> **Record set**
○ ○ ○ ○ ○
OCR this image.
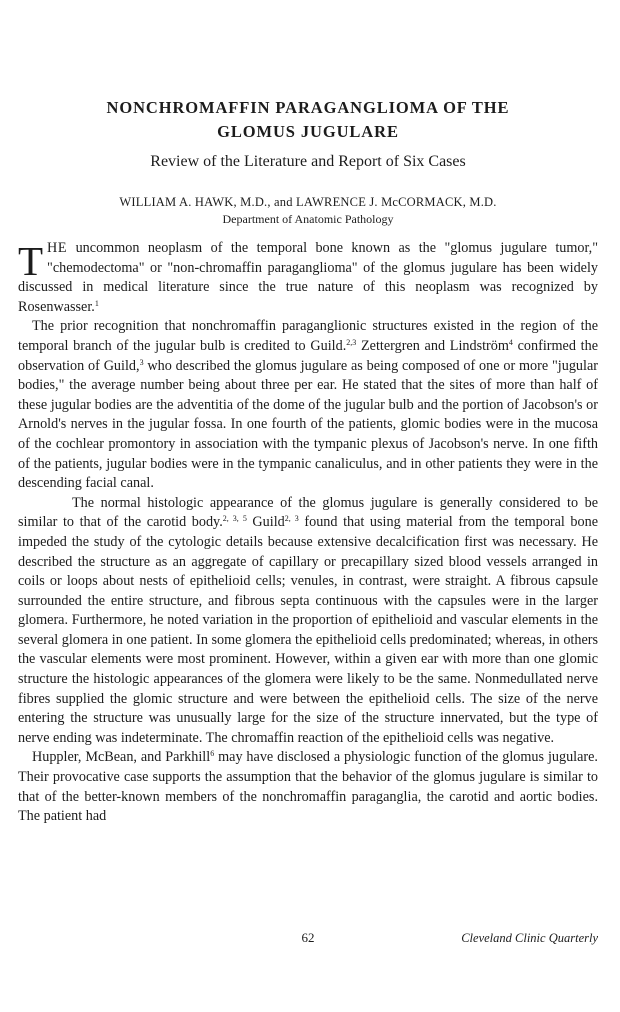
NONCHROMAFFIN PARAGANGLIOMA OF THE
GLOMUS JUGULARE
Review of the Literature and Report of Six Cases
WILLIAM A. HAWK, M.D., and LAWRENCE J. McCORMACK, M.D.
Department of Anatomic Pathology

THE uncommon neoplasm of the temporal bone known as the "glomus jugulare tumor," "chemodectoma" or "non-chromaffin paraganglioma" of the glomus jugulare has been widely discussed in medical literature since the true nature of this neoplasm was recognized by Rosenwasser.$^1$

The prior recognition that nonchromaffin paraganglionic structures existed in the region of the temporal branch of the jugular bulb is credited to Guild.$^{2,3}$ Zettergren and Lindström$^4$ confirmed the observation of Guild,$^3$ who described the glomus jugulare as being composed of one or more "jugular bodies," the average number being about three per ear. He stated that the sites of more than half of these jugular bodies are the adventitia of the dome of the jugular bulb and the portion of Jacobson's or Arnold's nerves in the jugular fossa. In one fourth of the patients, glomic bodies were in the mucosa of the cochlear promontory in association with the tympanic plexus of Jacobson's nerve. In one fifth of the patients, jugular bodies were in the tympanic canaliculus, and in other patients they were in the descending facial canal.

The normal histologic appearance of the glomus jugulare is generally considered to be similar to that of the carotid body.$^{2, 3, 5}$ Guild$^{2, 3}$ found that using material from the temporal bone impeded the study of the cytologic details because extensive decalcification first was necessary. He described the structure as an aggregate of capillary or precapillary sized blood vessels arranged in coils or loops about nests of epithelioid cells; venules, in contrast, were straight. A fibrous capsule surrounded the entire structure, and fibrous septa continuous with the capsules were in the larger glomera. Furthermore, he noted variation in the proportion of epithelioid and vascular elements in the several glomera in one patient. In some glomera the epithelioid cells predominated; whereas, in others the vascular elements were most prominent. However, within a given ear with more than one glomic structure the histologic appearances of the glomera were likely to be the same. Nonmedullated nerve fibres supplied the glomic structure and were between the epithelioid cells. The size of the nerve entering the structure was unusually large for the size of the structure innervated, but the type of nerve ending was indeterminate. The chromaffin reaction of the epithelioid cells was negative.

Huppler, McBean, and Parkhill$^6$ may have disclosed a physiologic function of the glomus jugulare. Their provocative case supports the assumption that the behavior of the glomus jugulare is similar to that of the better-known members of the nonchromaffin paraganglia, the carotid and aortic bodies. The patient had

62	Cleveland Clinic Quarterly
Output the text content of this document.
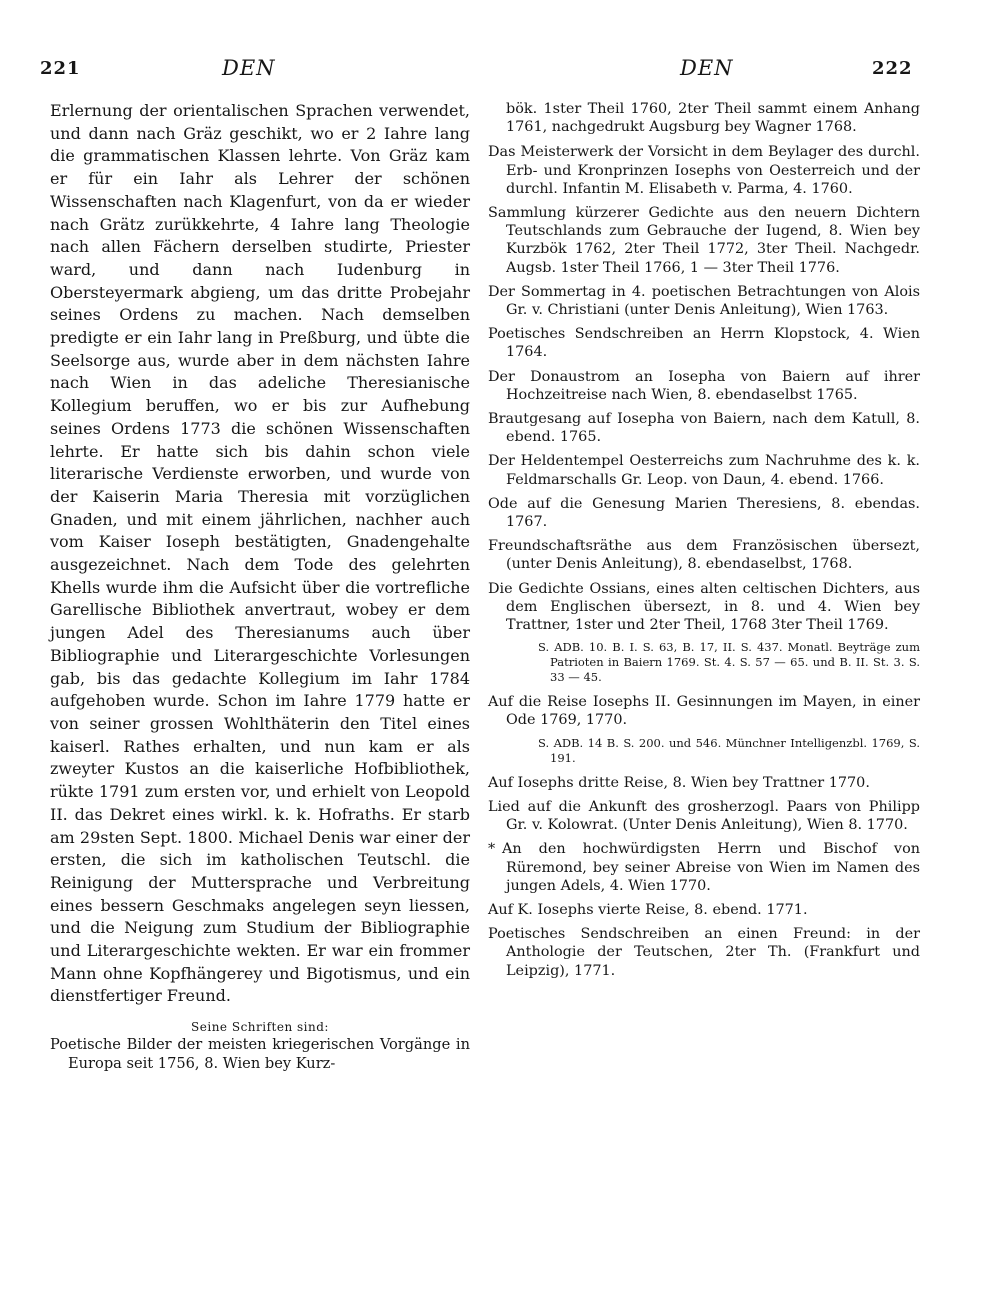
221	DEN	DEN	222

Erlernung der orientalischen Sprachen verwendet, und dann nach Gräz geschikt, wo er 2 Iahre lang die grammatischen Klassen lehrte. Von Gräz kam er für ein Iahr als Lehrer der schönen Wissenschaften nach Klagenfurt, von da er wieder nach Grätz zurükkehrte, 4 Iahre lang Theologie nach allen Fächern derselben studirte, Priester ward, und dann nach Iudenburg in Obersteyermark abgieng, um das dritte Probejahr seines Ordens zu machen. Nach demselben predigte er ein Iahr lang in Preßburg, und übte die Seelsorge aus, wurde aber in dem nächsten Iahre nach Wien in das adeliche Theresianische Kollegium beruffen, wo er bis zur Aufhebung seines Ordens 1773 die schönen Wissenschaften lehrte. Er hatte sich bis dahin schon viele literarische Verdienste erworben, und wurde von der Kaiserin Maria Theresia mit vorzüglichen Gnaden, und mit einem jährlichen, nachher auch vom Kaiser Ioseph bestätigten, Gnadengehalte ausgezeichnet. Nach dem Tode des gelehrten Khells wurde ihm die Aufsicht über die vortrefliche Garellische Bibliothek anvertraut, wobey er dem jungen Adel des Theresianums auch über Bibliographie und Literargeschichte Vorlesungen gab, bis das gedachte Kollegium im Iahr 1784 aufgehoben wurde. Schon im Iahre 1779 hatte er von seiner grossen Wohlthäterin den Titel eines kaiserl. Rathes erhalten, und nun kam er als zweyter Kustos an die kaiserliche Hofbibliothek, rükte 1791 zum ersten vor, und erhielt von Leopold II. das Dekret eines wirkl. k. k. Hofraths. Er starb am 29sten Sept. 1800. Michael Denis war einer der ersten, die sich im katholischen Teutschl. die Reinigung der Muttersprache und Verbreitung eines bessern Geschmaks angelegen seyn liessen, und die Neigung zum Studium der Bibliographie und Literargeschichte wekten. Er war ein frommer Mann ohne Kopfhängerey und Bigotismus, und ein dienstfertiger Freund.

Seine Schriften sind:

Poetische Bilder der meisten kriegerischen Vorgänge in Europa seit 1756, 8. Wien bey Kurz-

bök. 1ster Theil 1760, 2ter Theil sammt einem Anhang 1761, nachgedrukt Augsburg bey Wagner 1768.

Das Meisterwerk der Vorsicht in dem Beylager des durchl. Erb- und Kronprinzen Iosephs von Oesterreich und der durchl. Infantin M. Elisabeth v. Parma, 4. 1760.

Sammlung kürzerer Gedichte aus den neuern Dichtern Teutschlands zum Gebrauche der Iugend, 8. Wien bey Kurzbök 1762, 2ter Theil 1772, 3ter Theil. Nachgedr. Augsb. 1ster Theil 1766, 1 — 3ter Theil 1776.

Der Sommertag in 4. poetischen Betrachtungen von Alois Gr. v. Christiani (unter Denis Anleitung), Wien 1763.

Poetisches Sendschreiben an Herrn Klopstock, 4. Wien 1764.

Der Donaustrom an Iosepha von Baiern auf ihrer Hochzeitreise nach Wien, 8. ebendaselbst 1765.

Brautgesang auf Iosepha von Baiern, nach dem Katull, 8. ebend. 1765.

Der Heldentempel Oesterreichs zum Nachruhme des k. k. Feldmarschalls Gr. Leop. von Daun, 4. ebend. 1766.

Ode auf die Genesung Marien Theresiens, 8. ebendas. 1767.

Freundschaftsräthe aus dem Französischen übersezt, (unter Denis Anleitung), 8. ebendaselbst, 1768.

Die Gedichte Ossians, eines alten celtischen Dichters, aus dem Englischen übersezt, in 8. und 4. Wien bey Trattner, 1ster und 2ter Theil, 1768 3ter Theil 1769.

S. ADB. 10. B. I. S. 63, B. 17, II. S. 437. Monatl. Beyträge zum Patrioten in Baiern 1769. St. 4. S. 57 — 65. und B. II. St. 3. S. 33 — 45.

Auf die Reise Iosephs II. Gesinnungen im Mayen, in einer Ode 1769, 1770.

S. ADB. 14 B. S. 200. und 546. Münchner Intelligenzbl. 1769, S. 191.

Auf Iosephs dritte Reise, 8. Wien bey Trattner 1770.

Lied auf die Ankunft des grosherzogl. Paars von Philipp Gr. v. Kolowrat. (Unter Denis Anleitung), Wien 8. 1770.

* An den hochwürdigsten Herrn und Bischof von Rüremond, bey seiner Abreise von Wien im Namen des jungen Adels, 4. Wien 1770.

Auf K. Iosephs vierte Reise, 8. ebend. 1771.

Poetisches Sendschreiben an einen Freund: in der Anthologie der Teutschen, 2ter Th. (Frankfurt und Leipzig), 1771.
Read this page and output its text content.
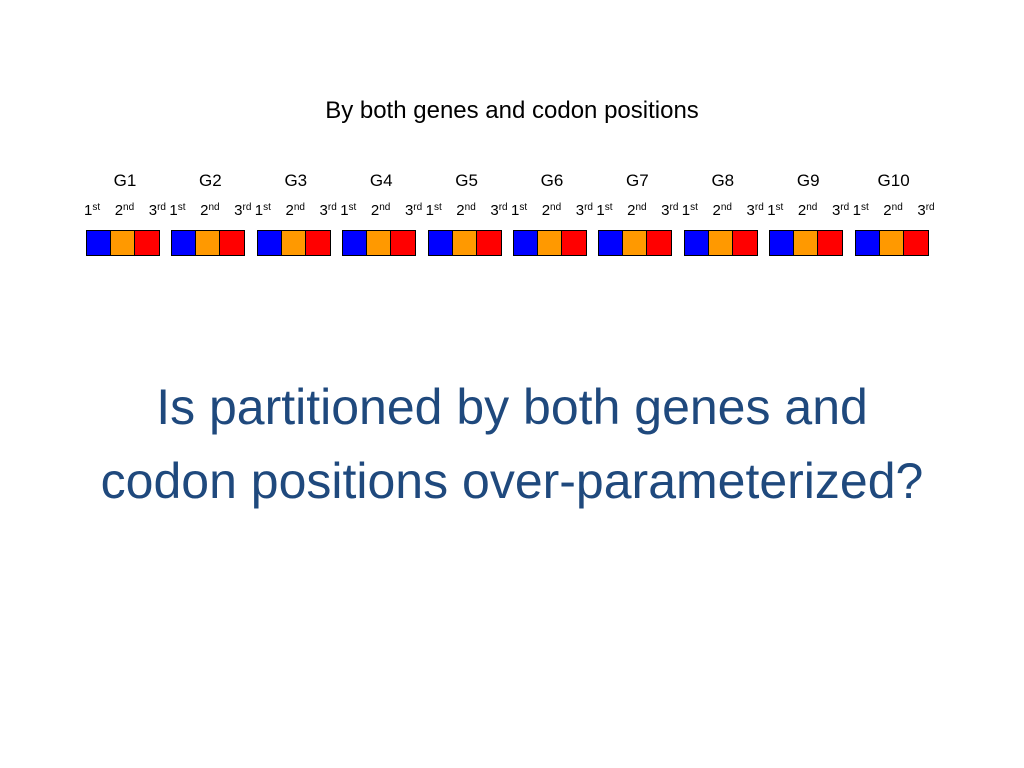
By both genes and codon positions
G1
1st 2nd 3rd
G2
1st 2nd 3rd
G3
1st 2nd 3rd
G4
1st 2nd 3rd
G5
1st 2nd 3rd
G6
1st 2nd 3rd
G7
1st 2nd 3rd
G8
1st 2nd 3rd
G9
1st 2nd 3rd
G10
1st 2nd 3rd
Is partitioned by both genes and
codon positions over-parameterized?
○ ○ ○ ○ ○
Although the records above contain pictures, your copy should give only their text, exactly as written.

> **Response area**
OCR this image.
NONCHROMAFFIN PARAGANGLIOMA OF THE
GLOMUS JUGULARE
Review of the Literature and Report of Six Cases
WILLIAM A. HAWK, M.D., and LAWRENCE J. McCORMACK, M.D.
Department of Anatomic Pathology

THE uncommon neoplasm of the temporal bone known as the "glomus jugulare tumor," "chemodectoma" or "non-chromaffin paraganglioma" of the glomus jugulare has been widely discussed in medical literature since the true nature of this neoplasm was recognized by Rosenwasser.$^1$

The prior recognition that nonchromaffin paraganglionic structures existed in the region of the temporal branch of the jugular bulb is credited to Guild.$^{2,3}$ Zettergren and Lindström$^4$ confirmed the observation of Guild,$^3$ who described the glomus jugulare as being composed of one or more "jugular bodies," the average number being about three per ear. He stated that the sites of more than half of these jugular bodies are the adventitia of the dome of the jugular bulb and the portion of Jacobson's or Arnold's nerves in the jugular fossa. In one fourth of the patients, glomic bodies were in the mucosa of the cochlear promontory in association with the tympanic plexus of Jacobson's nerve. In one fifth of the patients, jugular bodies were in the tympanic canaliculus, and in other patients they were in the descending facial canal.

The normal histologic appearance of the glomus jugulare is generally considered to be similar to that of the carotid body.$^{2, 3, 5}$ Guild$^{2, 3}$ found that using material from the temporal bone impeded the study of the cytologic details because extensive decalcification first was necessary. He described the structure as an aggregate of capillary or precapillary sized blood vessels arranged in coils or loops about nests of epithelioid cells; venules, in contrast, were straight. A fibrous capsule surrounded the entire structure, and fibrous septa continuous with the capsules were in the larger glomera. Furthermore, he noted variation in the proportion of epithelioid and vascular elements in the several glomera in one patient. In some glomera the epithelioid cells predominated; whereas, in others the vascular elements were most prominent. However, within a given ear with more than one glomic structure the histologic appearances of the glomera were likely to be the same. Nonmedullated nerve fibres supplied the glomic structure and were between the epithelioid cells. The size of the nerve entering the structure was unusually large for the size of the structure innervated, but the type of nerve ending was indeterminate. The chromaffin reaction of the epithelioid cells was negative.

Huppler, McBean, and Parkhill$^6$ may have disclosed a physiologic function of the glomus jugulare. Their provocative case supports the assumption that the behavior of the glomus jugulare is similar to that of the better-known members of the nonchromaffin paraganglia, the carotid and aortic bodies. The patient had

62	Cleveland Clinic Quarterly
Output the text content of this document.
221	DEN	DEN	222

Erlernung der orientalischen Sprachen verwendet, und dann nach Gräz geschikt, wo er 2 Iahre lang die grammatischen Klassen lehrte. Von Gräz kam er für ein Iahr als Lehrer der schönen Wissenschaften nach Klagenfurt, von da er wieder nach Grätz zurükkehrte, 4 Iahre lang Theologie nach allen Fächern derselben studirte, Priester ward, und dann nach Iudenburg in Obersteyermark abgieng, um das dritte Probejahr seines Ordens zu machen. Nach demselben predigte er ein Iahr lang in Preßburg, und übte die Seelsorge aus, wurde aber in dem nächsten Iahre nach Wien in das adeliche Theresianische Kollegium beruffen, wo er bis zur Aufhebung seines Ordens 1773 die schönen Wissenschaften lehrte. Er hatte sich bis dahin schon viele literarische Verdienste erworben, und wurde von der Kaiserin Maria Theresia mit vorzüglichen Gnaden, und mit einem jährlichen, nachher auch vom Kaiser Ioseph bestätigten, Gnadengehalte ausgezeichnet. Nach dem Tode des gelehrten Khells wurde ihm die Aufsicht über die vortrefliche Garellische Bibliothek anvertraut, wobey er dem jungen Adel des Theresianums auch über Bibliographie und Literargeschichte Vorlesungen gab, bis das gedachte Kollegium im Iahr 1784 aufgehoben wurde. Schon im Iahre 1779 hatte er von seiner grossen Wohlthäterin den Titel eines kaiserl. Rathes erhalten, und nun kam er als zweyter Kustos an die kaiserliche Hofbibliothek, rükte 1791 zum ersten vor, und erhielt von Leopold II. das Dekret eines wirkl. k. k. Hofraths. Er starb am 29sten Sept. 1800. Michael Denis war einer der ersten, die sich im katholischen Teutschl. die Reinigung der Muttersprache und Verbreitung eines bessern Geschmaks angelegen seyn liessen, und die Neigung zum Studium der Bibliographie und Literargeschichte wekten. Er war ein frommer Mann ohne Kopfhängerey und Bigotismus, und ein dienstfertiger Freund.

Seine Schriften sind:

Poetische Bilder der meisten kriegerischen Vorgänge in Europa seit 1756, 8. Wien bey Kurz-

bök. 1ster Theil 1760, 2ter Theil sammt einem Anhang 1761, nachgedrukt Augsburg bey Wagner 1768.

Das Meisterwerk der Vorsicht in dem Beylager des durchl. Erb- und Kronprinzen Iosephs von Oesterreich und der durchl. Infantin M. Elisabeth v. Parma, 4. 1760.

Sammlung kürzerer Gedichte aus den neuern Dichtern Teutschlands zum Gebrauche der Iugend, 8. Wien bey Kurzbök 1762, 2ter Theil 1772, 3ter Theil. Nachgedr. Augsb. 1ster Theil 1766, 1 — 3ter Theil 1776.

Der Sommertag in 4. poetischen Betrachtungen von Alois Gr. v. Christiani (unter Denis Anleitung), Wien 1763.

Poetisches Sendschreiben an Herrn Klopstock, 4. Wien 1764.

Der Donaustrom an Iosepha von Baiern auf ihrer Hochzeitreise nach Wien, 8. ebendaselbst 1765.

Brautgesang auf Iosepha von Baiern, nach dem Katull, 8. ebend. 1765.

Der Heldentempel Oesterreichs zum Nachruhme des k. k. Feldmarschalls Gr. Leop. von Daun, 4. ebend. 1766.

Ode auf die Genesung Marien Theresiens, 8. ebendas. 1767.

Freundschaftsräthe aus dem Französischen übersezt, (unter Denis Anleitung), 8. ebendaselbst, 1768.

Die Gedichte Ossians, eines alten celtischen Dichters, aus dem Englischen übersezt, in 8. und 4. Wien bey Trattner, 1ster und 2ter Theil, 1768 3ter Theil 1769.

S. ADB. 10. B. I. S. 63, B. 17, II. S. 437. Monatl. Beyträge zum Patrioten in Baiern 1769. St. 4. S. 57 — 65. und B. II. St. 3. S. 33 — 45.

Auf die Reise Iosephs II. Gesinnungen im Mayen, in einer Ode 1769, 1770.

S. ADB. 14 B. S. 200. und 546. Münchner Intelligenzbl. 1769, S. 191.

Auf Iosephs dritte Reise, 8. Wien bey Trattner 1770.

Lied auf die Ankunft des grosherzogl. Paars von Philipp Gr. v. Kolowrat. (Unter Denis Anleitung), Wien 8. 1770.

* An den hochwürdigsten Herrn und Bischof von Rüremond, bey seiner Abreise von Wien im Namen des jungen Adels, 4. Wien 1770.

Auf K. Iosephs vierte Reise, 8. ebend. 1771.

Poetisches Sendschreiben an einen Freund: in der Anthologie der Teutschen, 2ter Th. (Frankfurt und Leipzig), 1771.
Read this page and output its text content.
By both genes and codon positions
G1
1st 2nd 3rd
G2
1st 2nd 3rd
G3
1st 2nd 3rd
G4
1st 2nd 3rd
G5
1st 2nd 3rd
G6
1st 2nd 3rd
G7
1st 2nd 3rd
G8
1st 2nd 3rd
G9
1st 2nd 3rd
G10
1st 2nd 3rd
Is partitioned by both genes and
codon positions over-parameterized?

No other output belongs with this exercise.